Given task a> According to the memoir excerpt, what year was Hadera established?

Here were two people who had nothing to their names, living in separate tents near the coastal town of Hadera, but happy to have made it to Palestine and be together again. This pioneering spirit saved them from the Holocaust, but created new challenges. Hadera was established in 1889 by Russian Jews before the Zionist movement was established. Those early pioneers contended with the brutal Ottoman laws and with marshland that bred mosquitos. Although the early pioneers drained the swamps—at a high human cost—the town was prone to mosquito infestations. While living in harsh conditions, my mother contracted malaria. The remedy at the time included placing leeches on the person’s back to suck up the bad blood.
Eventually, she recovered after being treated with quinine.
Despite the hardships, my parents decided to get married and start a family. They were married in 1941 and had me, their firstborn, in 1943. My birth certificate, a British document, identified me as a Palestinian Jew. I would be part of the community whose goal was to establish a state that would enable its people to control their own destiny. The new generation would have an identity, be free of prejudice and learn to defend itself.
My name, Noam, is a Hebrew noun that means pleasantness.
It was recommended by a neighbor named Leah who was raising a fourteen-year-old daughter of her own. She became very close to me and helped raise me in the early years. I always thought of Leah as part of the family and kept in touch with her for many years. The name Noam was also symbolic of a trend among the new pioneers. They wanted to start new lives in an independent state, to create a new and unique culture and to shed all the baggage of exile. Many of them changed their names. For example, Rabinowitz became Rabin and Kazimirski was changed to Zamir. Many of them abandoned their Jewish traditions and adopted democratic socialism as the model for building the new state. They spoke three or four languages but insisted on speaking only Hebrew to their children.

Given task b> From the listing below, extract every line that contains the string "Audio".

Data for this exercise>
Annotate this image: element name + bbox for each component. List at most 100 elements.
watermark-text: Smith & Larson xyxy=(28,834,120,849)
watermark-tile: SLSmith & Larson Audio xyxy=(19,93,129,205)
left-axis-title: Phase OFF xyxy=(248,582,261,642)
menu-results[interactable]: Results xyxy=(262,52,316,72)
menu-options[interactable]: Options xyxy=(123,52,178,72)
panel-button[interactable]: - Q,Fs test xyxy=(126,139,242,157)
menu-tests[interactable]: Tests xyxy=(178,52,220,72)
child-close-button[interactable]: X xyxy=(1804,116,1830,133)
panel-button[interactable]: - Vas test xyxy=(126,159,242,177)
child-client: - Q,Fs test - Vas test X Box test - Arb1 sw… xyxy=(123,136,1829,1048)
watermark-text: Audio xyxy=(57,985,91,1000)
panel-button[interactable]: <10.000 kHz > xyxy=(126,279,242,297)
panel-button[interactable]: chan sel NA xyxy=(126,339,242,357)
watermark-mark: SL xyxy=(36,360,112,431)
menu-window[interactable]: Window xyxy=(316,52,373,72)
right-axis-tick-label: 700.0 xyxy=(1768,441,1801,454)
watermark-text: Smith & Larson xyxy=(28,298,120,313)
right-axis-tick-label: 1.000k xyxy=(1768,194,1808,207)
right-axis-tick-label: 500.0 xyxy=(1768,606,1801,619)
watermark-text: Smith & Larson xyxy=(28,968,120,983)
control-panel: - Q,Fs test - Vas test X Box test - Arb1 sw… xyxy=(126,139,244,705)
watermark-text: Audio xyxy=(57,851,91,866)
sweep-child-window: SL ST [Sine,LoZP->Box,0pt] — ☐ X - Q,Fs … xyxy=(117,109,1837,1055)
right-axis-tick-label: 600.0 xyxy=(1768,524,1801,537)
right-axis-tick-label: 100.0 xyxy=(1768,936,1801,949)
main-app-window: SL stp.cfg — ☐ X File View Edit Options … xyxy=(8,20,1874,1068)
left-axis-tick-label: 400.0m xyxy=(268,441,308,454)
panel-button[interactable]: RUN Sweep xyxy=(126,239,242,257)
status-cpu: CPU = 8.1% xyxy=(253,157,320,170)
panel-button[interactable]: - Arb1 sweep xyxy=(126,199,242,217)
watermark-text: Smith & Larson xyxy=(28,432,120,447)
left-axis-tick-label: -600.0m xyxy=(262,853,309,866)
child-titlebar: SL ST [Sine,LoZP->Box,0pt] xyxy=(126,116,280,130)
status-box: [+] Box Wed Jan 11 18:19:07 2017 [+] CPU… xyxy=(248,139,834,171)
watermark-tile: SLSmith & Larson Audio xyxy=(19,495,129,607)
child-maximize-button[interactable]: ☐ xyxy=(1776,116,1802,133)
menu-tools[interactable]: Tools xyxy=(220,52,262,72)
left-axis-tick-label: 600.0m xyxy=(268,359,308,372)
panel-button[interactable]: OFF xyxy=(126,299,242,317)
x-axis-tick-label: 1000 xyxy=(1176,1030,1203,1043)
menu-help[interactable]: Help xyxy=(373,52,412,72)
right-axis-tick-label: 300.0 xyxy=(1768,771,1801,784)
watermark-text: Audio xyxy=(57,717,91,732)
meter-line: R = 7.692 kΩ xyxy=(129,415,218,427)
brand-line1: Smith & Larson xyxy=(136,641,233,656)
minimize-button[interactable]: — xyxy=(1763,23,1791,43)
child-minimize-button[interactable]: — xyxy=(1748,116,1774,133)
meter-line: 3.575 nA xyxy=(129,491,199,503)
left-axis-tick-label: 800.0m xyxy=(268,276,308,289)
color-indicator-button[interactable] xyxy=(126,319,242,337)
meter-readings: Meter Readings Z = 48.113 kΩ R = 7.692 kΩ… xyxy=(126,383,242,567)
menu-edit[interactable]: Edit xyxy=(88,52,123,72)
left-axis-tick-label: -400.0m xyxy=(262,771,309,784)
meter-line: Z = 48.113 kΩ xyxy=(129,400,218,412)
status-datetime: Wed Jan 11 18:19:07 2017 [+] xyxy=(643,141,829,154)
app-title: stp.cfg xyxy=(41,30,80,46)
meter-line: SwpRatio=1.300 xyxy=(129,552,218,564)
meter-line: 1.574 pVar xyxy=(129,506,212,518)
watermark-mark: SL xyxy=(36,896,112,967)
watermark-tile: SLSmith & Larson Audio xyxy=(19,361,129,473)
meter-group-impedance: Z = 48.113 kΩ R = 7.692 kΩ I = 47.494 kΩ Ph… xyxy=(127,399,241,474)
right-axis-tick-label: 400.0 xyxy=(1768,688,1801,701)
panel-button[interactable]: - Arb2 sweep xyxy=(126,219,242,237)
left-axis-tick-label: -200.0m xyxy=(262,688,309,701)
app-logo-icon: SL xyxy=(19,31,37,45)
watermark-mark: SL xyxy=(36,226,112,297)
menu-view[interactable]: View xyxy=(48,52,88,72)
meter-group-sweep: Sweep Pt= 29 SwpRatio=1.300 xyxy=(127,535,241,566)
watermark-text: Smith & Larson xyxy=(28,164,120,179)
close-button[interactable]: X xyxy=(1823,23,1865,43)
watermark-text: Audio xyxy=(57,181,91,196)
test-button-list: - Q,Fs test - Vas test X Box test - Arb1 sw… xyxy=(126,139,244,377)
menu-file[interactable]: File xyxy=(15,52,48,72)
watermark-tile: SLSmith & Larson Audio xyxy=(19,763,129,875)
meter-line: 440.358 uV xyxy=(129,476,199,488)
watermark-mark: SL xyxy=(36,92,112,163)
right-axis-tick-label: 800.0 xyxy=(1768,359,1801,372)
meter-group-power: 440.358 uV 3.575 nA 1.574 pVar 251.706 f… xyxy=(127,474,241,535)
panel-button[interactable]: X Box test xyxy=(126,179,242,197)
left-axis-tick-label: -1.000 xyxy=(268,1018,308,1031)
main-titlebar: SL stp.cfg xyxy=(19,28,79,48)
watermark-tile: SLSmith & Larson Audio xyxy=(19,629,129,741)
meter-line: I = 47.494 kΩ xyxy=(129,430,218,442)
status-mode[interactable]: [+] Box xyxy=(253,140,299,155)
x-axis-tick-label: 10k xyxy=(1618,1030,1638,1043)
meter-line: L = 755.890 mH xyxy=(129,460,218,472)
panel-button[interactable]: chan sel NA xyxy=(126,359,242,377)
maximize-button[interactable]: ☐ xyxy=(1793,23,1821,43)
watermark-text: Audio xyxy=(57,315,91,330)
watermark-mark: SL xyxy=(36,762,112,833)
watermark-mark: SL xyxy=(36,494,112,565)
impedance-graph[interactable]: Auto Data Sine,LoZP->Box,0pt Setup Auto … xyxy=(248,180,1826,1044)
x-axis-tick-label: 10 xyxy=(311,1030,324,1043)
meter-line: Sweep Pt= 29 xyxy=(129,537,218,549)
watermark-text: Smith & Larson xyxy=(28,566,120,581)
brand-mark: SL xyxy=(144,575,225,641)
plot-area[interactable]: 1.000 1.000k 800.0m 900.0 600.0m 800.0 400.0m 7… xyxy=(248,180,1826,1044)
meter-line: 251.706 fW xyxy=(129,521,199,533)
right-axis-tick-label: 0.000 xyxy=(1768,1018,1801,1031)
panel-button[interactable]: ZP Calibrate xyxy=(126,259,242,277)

Exercise answer a> 1889

Exercise answer b>
watermark-tile: SLSmith & Larson Audio xyxy=(19,93,129,205)
watermark-text: Audio xyxy=(57,985,91,1000)
watermark-text: Audio xyxy=(57,851,91,866)
watermark-tile: SLSmith & Larson Audio xyxy=(19,495,129,607)
watermark-text: Audio xyxy=(57,717,91,732)
watermark-tile: SLSmith & Larson Audio xyxy=(19,361,129,473)
watermark-text: Audio xyxy=(57,181,91,196)
watermark-tile: SLSmith & Larson Audio xyxy=(19,763,129,875)
watermark-tile: SLSmith & Larson Audio xyxy=(19,629,129,741)
watermark-text: Audio xyxy=(57,315,91,330)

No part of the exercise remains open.